##### GIVEN DATA
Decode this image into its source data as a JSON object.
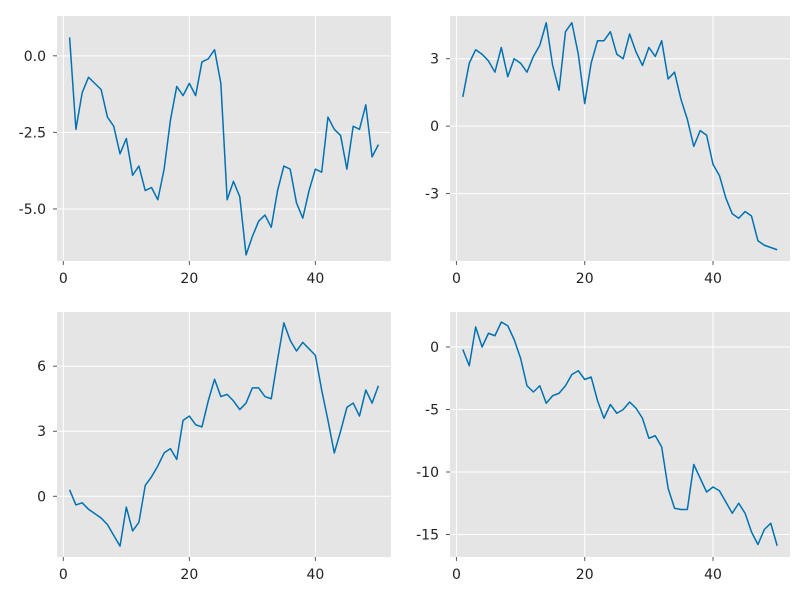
{
  "figure": {
    "background": "#ffffff",
    "panel_background": "#e5e5e5",
    "grid_color": "#ffffff",
    "line_color": "#0072b2"
  },
  "chart_data": [
    {
      "type": "line",
      "position": "top-left",
      "grid": true,
      "xlim": [
        -1,
        52
      ],
      "ylim": [
        -6.7,
        1.3
      ],
      "xticks": [
        0,
        20,
        40
      ],
      "yticks": [
        0.0,
        -2.5,
        -5.0
      ],
      "xtick_labels": [
        "0",
        "20",
        "40"
      ],
      "ytick_labels": [
        "0.0",
        "-2.5",
        "-5.0"
      ],
      "series": [
        {
          "x": [
            1,
            2,
            3,
            4,
            5,
            6,
            7,
            8,
            9,
            10,
            11,
            12,
            13,
            14,
            15,
            16,
            17,
            18,
            19,
            20,
            21,
            22,
            23,
            24,
            25,
            26,
            27,
            28,
            29,
            30,
            31,
            32,
            33,
            34,
            35,
            36,
            37,
            38,
            39,
            40,
            41,
            42,
            43,
            44,
            45,
            46,
            47,
            48,
            49,
            50
          ],
          "values": [
            0.6,
            -2.4,
            -1.2,
            -0.7,
            -0.9,
            -1.1,
            -2.0,
            -2.3,
            -3.2,
            -2.7,
            -3.9,
            -3.6,
            -4.4,
            -4.3,
            -4.7,
            -3.7,
            -2.1,
            -1.0,
            -1.3,
            -0.9,
            -1.3,
            -0.2,
            -0.1,
            0.2,
            -0.9,
            -4.7,
            -4.1,
            -4.6,
            -6.5,
            -5.9,
            -5.4,
            -5.2,
            -5.6,
            -4.4,
            -3.6,
            -3.7,
            -4.8,
            -5.3,
            -4.4,
            -3.7,
            -3.8,
            -2.0,
            -2.4,
            -2.6,
            -3.7,
            -2.3,
            -2.4,
            -1.6,
            -3.3,
            -2.9
          ]
        }
      ]
    },
    {
      "type": "line",
      "position": "top-right",
      "grid": true,
      "xlim": [
        -1,
        52
      ],
      "ylim": [
        -6.0,
        4.9
      ],
      "xticks": [
        0,
        20,
        40
      ],
      "yticks": [
        3,
        0,
        -3
      ],
      "xtick_labels": [
        "0",
        "20",
        "40"
      ],
      "ytick_labels": [
        "3",
        "0",
        "-3"
      ],
      "series": [
        {
          "x": [
            1,
            2,
            3,
            4,
            5,
            6,
            7,
            8,
            9,
            10,
            11,
            12,
            13,
            14,
            15,
            16,
            17,
            18,
            19,
            20,
            21,
            22,
            23,
            24,
            25,
            26,
            27,
            28,
            29,
            30,
            31,
            32,
            33,
            34,
            35,
            36,
            37,
            38,
            39,
            40,
            41,
            42,
            43,
            44,
            45,
            46,
            47,
            48,
            49,
            50
          ],
          "values": [
            1.3,
            2.8,
            3.4,
            3.2,
            2.9,
            2.4,
            3.5,
            2.2,
            3.0,
            2.8,
            2.4,
            3.1,
            3.6,
            4.6,
            2.7,
            1.6,
            4.2,
            4.6,
            3.2,
            1.0,
            2.8,
            3.8,
            3.8,
            4.2,
            3.2,
            3.0,
            4.1,
            3.3,
            2.7,
            3.5,
            3.1,
            3.8,
            2.1,
            2.4,
            1.2,
            0.3,
            -0.9,
            -0.2,
            -0.4,
            -1.7,
            -2.2,
            -3.2,
            -3.9,
            -4.1,
            -3.8,
            -4.0,
            -5.1,
            -5.3,
            -5.4,
            -5.5
          ]
        }
      ]
    },
    {
      "type": "line",
      "position": "bottom-left",
      "grid": true,
      "xlim": [
        -1,
        52
      ],
      "ylim": [
        -2.8,
        8.5
      ],
      "xticks": [
        0,
        20,
        40
      ],
      "yticks": [
        6,
        3,
        0
      ],
      "xtick_labels": [
        "0",
        "20",
        "40"
      ],
      "ytick_labels": [
        "6",
        "3",
        "0"
      ],
      "series": [
        {
          "x": [
            1,
            2,
            3,
            4,
            5,
            6,
            7,
            8,
            9,
            10,
            11,
            12,
            13,
            14,
            15,
            16,
            17,
            18,
            19,
            20,
            21,
            22,
            23,
            24,
            25,
            26,
            27,
            28,
            29,
            30,
            31,
            32,
            33,
            34,
            35,
            36,
            37,
            38,
            39,
            40,
            41,
            42,
            43,
            44,
            45,
            46,
            47,
            48,
            49,
            50
          ],
          "values": [
            0.3,
            -0.4,
            -0.3,
            -0.6,
            -0.8,
            -1.0,
            -1.3,
            -1.8,
            -2.3,
            -0.5,
            -1.6,
            -1.2,
            0.5,
            0.9,
            1.4,
            2.0,
            2.2,
            1.7,
            3.5,
            3.7,
            3.3,
            3.2,
            4.4,
            5.4,
            4.6,
            4.7,
            4.4,
            4.0,
            4.3,
            5.0,
            5.0,
            4.6,
            4.5,
            6.3,
            8.0,
            7.2,
            6.7,
            7.1,
            6.8,
            6.5,
            4.9,
            3.5,
            2.0,
            3.0,
            4.1,
            4.3,
            3.7,
            4.9,
            4.3,
            5.1
          ]
        }
      ]
    },
    {
      "type": "line",
      "position": "bottom-right",
      "grid": true,
      "xlim": [
        -1,
        52
      ],
      "ylim": [
        -16.8,
        2.8
      ],
      "xticks": [
        0,
        20,
        40
      ],
      "yticks": [
        0,
        -5,
        -10,
        -15
      ],
      "xtick_labels": [
        "0",
        "20",
        "40"
      ],
      "ytick_labels": [
        "0",
        "-5",
        "-10",
        "-15"
      ],
      "series": [
        {
          "x": [
            1,
            2,
            3,
            4,
            5,
            6,
            7,
            8,
            9,
            10,
            11,
            12,
            13,
            14,
            15,
            16,
            17,
            18,
            19,
            20,
            21,
            22,
            23,
            24,
            25,
            26,
            27,
            28,
            29,
            30,
            31,
            32,
            33,
            34,
            35,
            36,
            37,
            38,
            39,
            40,
            41,
            42,
            43,
            44,
            45,
            46,
            47,
            48,
            49,
            50
          ],
          "values": [
            -0.2,
            -1.5,
            1.6,
            0.0,
            1.1,
            0.9,
            2.0,
            1.7,
            0.6,
            -0.9,
            -3.1,
            -3.6,
            -3.1,
            -4.5,
            -3.9,
            -3.7,
            -3.1,
            -2.2,
            -1.9,
            -2.6,
            -2.4,
            -4.3,
            -5.7,
            -4.6,
            -5.3,
            -5.0,
            -4.4,
            -4.9,
            -5.7,
            -7.3,
            -7.1,
            -8.0,
            -11.3,
            -12.9,
            -13.0,
            -13.0,
            -9.4,
            -10.5,
            -11.6,
            -11.2,
            -11.5,
            -12.4,
            -13.3,
            -12.5,
            -13.3,
            -14.8,
            -15.8,
            -14.6,
            -14.1,
            -15.9
          ]
        }
      ]
    }
  ]
}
##########
TASK STATEMENT:
Each line above is to be copied verbatim. Drop any image from the copy.

FINAL RESULT:
Decode this image into its source data as a JSON object.
{
  "figure": {
    "background": "#ffffff",
    "panel_background": "#e5e5e5",
    "grid_color": "#ffffff",
    "line_color": "#0072b2"
  },
  "chart_data": [
    {
      "type": "line",
      "position": "top-left",
      "grid": true,
      "xlim": [
        -1,
        52
      ],
      "ylim": [
        -6.7,
        1.3
      ],
      "xticks": [
        0,
        20,
        40
      ],
      "yticks": [
        0.0,
        -2.5,
        -5.0
      ],
      "xtick_labels": [
        "0",
        "20",
        "40"
      ],
      "ytick_labels": [
        "0.0",
        "-2.5",
        "-5.0"
      ],
      "series": [
        {
          "x": [
            1,
            2,
            3,
            4,
            5,
            6,
            7,
            8,
            9,
            10,
            11,
            12,
            13,
            14,
            15,
            16,
            17,
            18,
            19,
            20,
            21,
            22,
            23,
            24,
            25,
            26,
            27,
            28,
            29,
            30,
            31,
            32,
            33,
            34,
            35,
            36,
            37,
            38,
            39,
            40,
            41,
            42,
            43,
            44,
            45,
            46,
            47,
            48,
            49,
            50
          ],
          "values": [
            0.6,
            -2.4,
            -1.2,
            -0.7,
            -0.9,
            -1.1,
            -2.0,
            -2.3,
            -3.2,
            -2.7,
            -3.9,
            -3.6,
            -4.4,
            -4.3,
            -4.7,
            -3.7,
            -2.1,
            -1.0,
            -1.3,
            -0.9,
            -1.3,
            -0.2,
            -0.1,
            0.2,
            -0.9,
            -4.7,
            -4.1,
            -4.6,
            -6.5,
            -5.9,
            -5.4,
            -5.2,
            -5.6,
            -4.4,
            -3.6,
            -3.7,
            -4.8,
            -5.3,
            -4.4,
            -3.7,
            -3.8,
            -2.0,
            -2.4,
            -2.6,
            -3.7,
            -2.3,
            -2.4,
            -1.6,
            -3.3,
            -2.9
          ]
        }
      ]
    },
    {
      "type": "line",
      "position": "top-right",
      "grid": true,
      "xlim": [
        -1,
        52
      ],
      "ylim": [
        -6.0,
        4.9
      ],
      "xticks": [
        0,
        20,
        40
      ],
      "yticks": [
        3,
        0,
        -3
      ],
      "xtick_labels": [
        "0",
        "20",
        "40"
      ],
      "ytick_labels": [
        "3",
        "0",
        "-3"
      ],
      "series": [
        {
          "x": [
            1,
            2,
            3,
            4,
            5,
            6,
            7,
            8,
            9,
            10,
            11,
            12,
            13,
            14,
            15,
            16,
            17,
            18,
            19,
            20,
            21,
            22,
            23,
            24,
            25,
            26,
            27,
            28,
            29,
            30,
            31,
            32,
            33,
            34,
            35,
            36,
            37,
            38,
            39,
            40,
            41,
            42,
            43,
            44,
            45,
            46,
            47,
            48,
            49,
            50
          ],
          "values": [
            1.3,
            2.8,
            3.4,
            3.2,
            2.9,
            2.4,
            3.5,
            2.2,
            3.0,
            2.8,
            2.4,
            3.1,
            3.6,
            4.6,
            2.7,
            1.6,
            4.2,
            4.6,
            3.2,
            1.0,
            2.8,
            3.8,
            3.8,
            4.2,
            3.2,
            3.0,
            4.1,
            3.3,
            2.7,
            3.5,
            3.1,
            3.8,
            2.1,
            2.4,
            1.2,
            0.3,
            -0.9,
            -0.2,
            -0.4,
            -1.7,
            -2.2,
            -3.2,
            -3.9,
            -4.1,
            -3.8,
            -4.0,
            -5.1,
            -5.3,
            -5.4,
            -5.5
          ]
        }
      ]
    },
    {
      "type": "line",
      "position": "bottom-left",
      "grid": true,
      "xlim": [
        -1,
        52
      ],
      "ylim": [
        -2.8,
        8.5
      ],
      "xticks": [
        0,
        20,
        40
      ],
      "yticks": [
        6,
        3,
        0
      ],
      "xtick_labels": [
        "0",
        "20",
        "40"
      ],
      "ytick_labels": [
        "6",
        "3",
        "0"
      ],
      "series": [
        {
          "x": [
            1,
            2,
            3,
            4,
            5,
            6,
            7,
            8,
            9,
            10,
            11,
            12,
            13,
            14,
            15,
            16,
            17,
            18,
            19,
            20,
            21,
            22,
            23,
            24,
            25,
            26,
            27,
            28,
            29,
            30,
            31,
            32,
            33,
            34,
            35,
            36,
            37,
            38,
            39,
            40,
            41,
            42,
            43,
            44,
            45,
            46,
            47,
            48,
            49,
            50
          ],
          "values": [
            0.3,
            -0.4,
            -0.3,
            -0.6,
            -0.8,
            -1.0,
            -1.3,
            -1.8,
            -2.3,
            -0.5,
            -1.6,
            -1.2,
            0.5,
            0.9,
            1.4,
            2.0,
            2.2,
            1.7,
            3.5,
            3.7,
            3.3,
            3.2,
            4.4,
            5.4,
            4.6,
            4.7,
            4.4,
            4.0,
            4.3,
            5.0,
            5.0,
            4.6,
            4.5,
            6.3,
            8.0,
            7.2,
            6.7,
            7.1,
            6.8,
            6.5,
            4.9,
            3.5,
            2.0,
            3.0,
            4.1,
            4.3,
            3.7,
            4.9,
            4.3,
            5.1
          ]
        }
      ]
    },
    {
      "type": "line",
      "position": "bottom-right",
      "grid": true,
      "xlim": [
        -1,
        52
      ],
      "ylim": [
        -16.8,
        2.8
      ],
      "xticks": [
        0,
        20,
        40
      ],
      "yticks": [
        0,
        -5,
        -10,
        -15
      ],
      "xtick_labels": [
        "0",
        "20",
        "40"
      ],
      "ytick_labels": [
        "0",
        "-5",
        "-10",
        "-15"
      ],
      "series": [
        {
          "x": [
            1,
            2,
            3,
            4,
            5,
            6,
            7,
            8,
            9,
            10,
            11,
            12,
            13,
            14,
            15,
            16,
            17,
            18,
            19,
            20,
            21,
            22,
            23,
            24,
            25,
            26,
            27,
            28,
            29,
            30,
            31,
            32,
            33,
            34,
            35,
            36,
            37,
            38,
            39,
            40,
            41,
            42,
            43,
            44,
            45,
            46,
            47,
            48,
            49,
            50
          ],
          "values": [
            -0.2,
            -1.5,
            1.6,
            0.0,
            1.1,
            0.9,
            2.0,
            1.7,
            0.6,
            -0.9,
            -3.1,
            -3.6,
            -3.1,
            -4.5,
            -3.9,
            -3.7,
            -3.1,
            -2.2,
            -1.9,
            -2.6,
            -2.4,
            -4.3,
            -5.7,
            -4.6,
            -5.3,
            -5.0,
            -4.4,
            -4.9,
            -5.7,
            -7.3,
            -7.1,
            -8.0,
            -11.3,
            -12.9,
            -13.0,
            -13.0,
            -9.4,
            -10.5,
            -11.6,
            -11.2,
            -11.5,
            -12.4,
            -13.3,
            -12.5,
            -13.3,
            -14.8,
            -15.8,
            -14.6,
            -14.1,
            -15.9
          ]
        }
      ]
    }
  ]
}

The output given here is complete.